Restate the whole of the material. Keep every word, and drop the pictures.

+ + + + +

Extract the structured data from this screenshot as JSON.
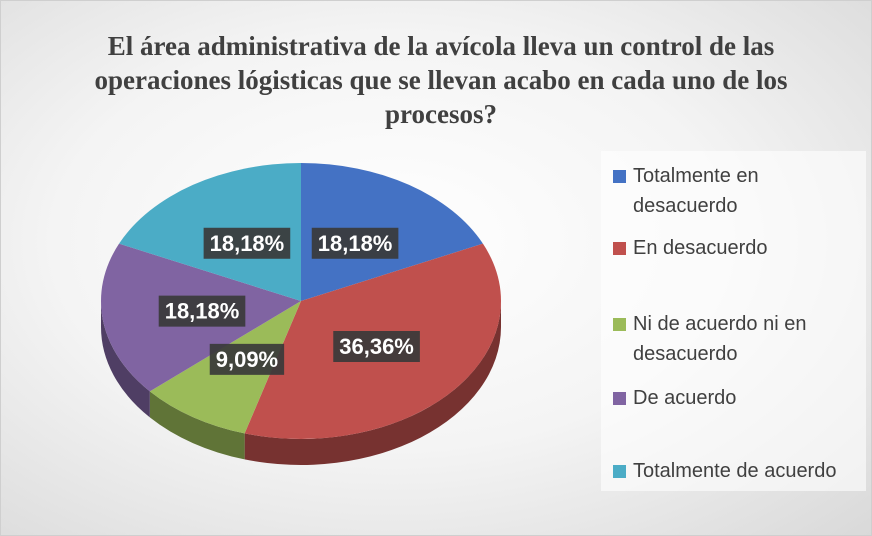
{
  "chart_data": {
    "type": "pie",
    "title": "El área administrativa de la avícola lleva un control de las operaciones lógisticas que se llevan acabo en cada uno de los procesos?",
    "categories": [
      "Totalmente en desacuerdo",
      "En desacuerdo",
      "Ni de acuerdo ni en desacuerdo",
      "De acuerdo",
      "Totalmente de acuerdo"
    ],
    "values": [
      18.18,
      36.36,
      9.09,
      18.18,
      18.18
    ],
    "value_labels": [
      "18,18%",
      "36,36%",
      "9,09%",
      "18,18%",
      "18,18%"
    ],
    "colors": [
      "#4472c4",
      "#c0504d",
      "#9bbb59",
      "#8064a2",
      "#4bacc6"
    ],
    "legend": "right"
  }
}
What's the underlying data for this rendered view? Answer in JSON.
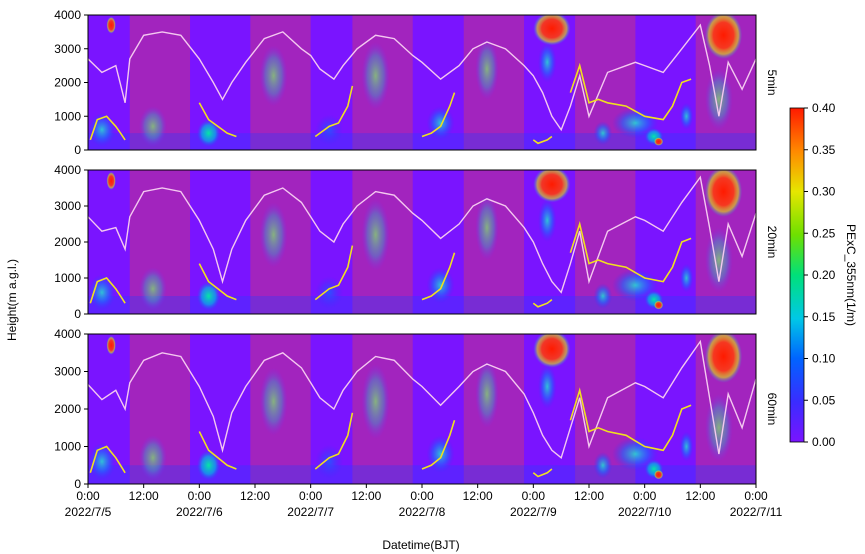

+ + + + +

THE ANSWER
Extract the structured data from this screenshot as JSON.
{
  "chart_data": {
    "type": "pie",
    "title": "El área administrativa de la avícola lleva un control de las operaciones lógisticas que se llevan acabo en cada uno de los procesos?",
    "categories": [
      "Totalmente en desacuerdo",
      "En desacuerdo",
      "Ni de acuerdo ni en desacuerdo",
      "De acuerdo",
      "Totalmente de acuerdo"
    ],
    "values": [
      18.18,
      36.36,
      9.09,
      18.18,
      18.18
    ],
    "value_labels": [
      "18,18%",
      "36,36%",
      "9,09%",
      "18,18%",
      "18,18%"
    ],
    "colors": [
      "#4472c4",
      "#c0504d",
      "#9bbb59",
      "#8064a2",
      "#4bacc6"
    ],
    "legend": "right"
  }
}
What's the underlying data for this rendered view? Answer in JSON.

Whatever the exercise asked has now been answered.